*Record set:*
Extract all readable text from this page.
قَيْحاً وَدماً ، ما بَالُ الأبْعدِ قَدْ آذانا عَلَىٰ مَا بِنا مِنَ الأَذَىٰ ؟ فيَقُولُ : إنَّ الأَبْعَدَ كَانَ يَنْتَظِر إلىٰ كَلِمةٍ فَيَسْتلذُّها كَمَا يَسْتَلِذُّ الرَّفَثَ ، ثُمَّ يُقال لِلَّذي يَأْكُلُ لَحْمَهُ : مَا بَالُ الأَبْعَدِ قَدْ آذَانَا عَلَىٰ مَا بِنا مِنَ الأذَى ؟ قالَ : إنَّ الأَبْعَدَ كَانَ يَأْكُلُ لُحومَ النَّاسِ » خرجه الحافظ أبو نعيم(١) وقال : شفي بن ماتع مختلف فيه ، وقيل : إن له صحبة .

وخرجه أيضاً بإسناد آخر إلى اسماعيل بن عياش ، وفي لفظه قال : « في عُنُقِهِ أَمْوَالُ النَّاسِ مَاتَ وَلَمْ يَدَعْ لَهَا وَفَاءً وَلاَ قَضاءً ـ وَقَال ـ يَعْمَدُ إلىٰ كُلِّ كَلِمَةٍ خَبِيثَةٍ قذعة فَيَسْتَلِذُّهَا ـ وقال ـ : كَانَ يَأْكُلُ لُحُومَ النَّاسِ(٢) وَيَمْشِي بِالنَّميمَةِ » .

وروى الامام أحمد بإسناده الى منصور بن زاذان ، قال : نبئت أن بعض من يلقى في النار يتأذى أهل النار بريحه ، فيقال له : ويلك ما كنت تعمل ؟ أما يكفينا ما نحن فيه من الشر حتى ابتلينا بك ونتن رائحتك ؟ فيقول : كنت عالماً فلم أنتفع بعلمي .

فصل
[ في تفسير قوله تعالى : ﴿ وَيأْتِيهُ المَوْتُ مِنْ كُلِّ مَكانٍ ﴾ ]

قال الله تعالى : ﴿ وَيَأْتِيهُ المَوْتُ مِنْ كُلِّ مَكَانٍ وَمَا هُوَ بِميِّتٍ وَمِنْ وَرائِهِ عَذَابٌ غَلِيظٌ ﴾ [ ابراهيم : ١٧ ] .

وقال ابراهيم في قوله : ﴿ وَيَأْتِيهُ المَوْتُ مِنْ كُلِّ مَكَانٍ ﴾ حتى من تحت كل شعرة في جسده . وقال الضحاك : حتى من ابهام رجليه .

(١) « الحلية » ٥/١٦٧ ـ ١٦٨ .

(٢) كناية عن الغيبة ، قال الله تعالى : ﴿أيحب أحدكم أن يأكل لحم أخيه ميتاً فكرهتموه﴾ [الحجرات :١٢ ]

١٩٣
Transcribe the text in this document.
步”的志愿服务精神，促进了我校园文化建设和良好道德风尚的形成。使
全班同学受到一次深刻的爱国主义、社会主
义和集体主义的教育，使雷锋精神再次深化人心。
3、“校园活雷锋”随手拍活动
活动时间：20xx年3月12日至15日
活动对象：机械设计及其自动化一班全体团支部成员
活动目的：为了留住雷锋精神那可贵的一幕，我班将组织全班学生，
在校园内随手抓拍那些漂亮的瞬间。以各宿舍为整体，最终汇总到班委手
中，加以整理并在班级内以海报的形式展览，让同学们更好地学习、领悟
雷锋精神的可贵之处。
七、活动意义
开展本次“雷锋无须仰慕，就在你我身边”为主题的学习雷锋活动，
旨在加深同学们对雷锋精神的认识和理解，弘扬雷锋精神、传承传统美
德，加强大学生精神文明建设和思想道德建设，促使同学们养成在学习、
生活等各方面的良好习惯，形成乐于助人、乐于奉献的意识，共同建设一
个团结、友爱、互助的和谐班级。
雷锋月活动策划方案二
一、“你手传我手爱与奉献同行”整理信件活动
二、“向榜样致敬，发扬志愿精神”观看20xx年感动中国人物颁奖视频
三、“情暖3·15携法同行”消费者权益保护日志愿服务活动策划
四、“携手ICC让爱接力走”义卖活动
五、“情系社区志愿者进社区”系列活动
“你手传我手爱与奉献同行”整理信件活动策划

*Directive:*
Collect, from the material above, every line containing the word "text".

*Exercise result:*
Extract all readable text from this page.
Transcribe the text in this document.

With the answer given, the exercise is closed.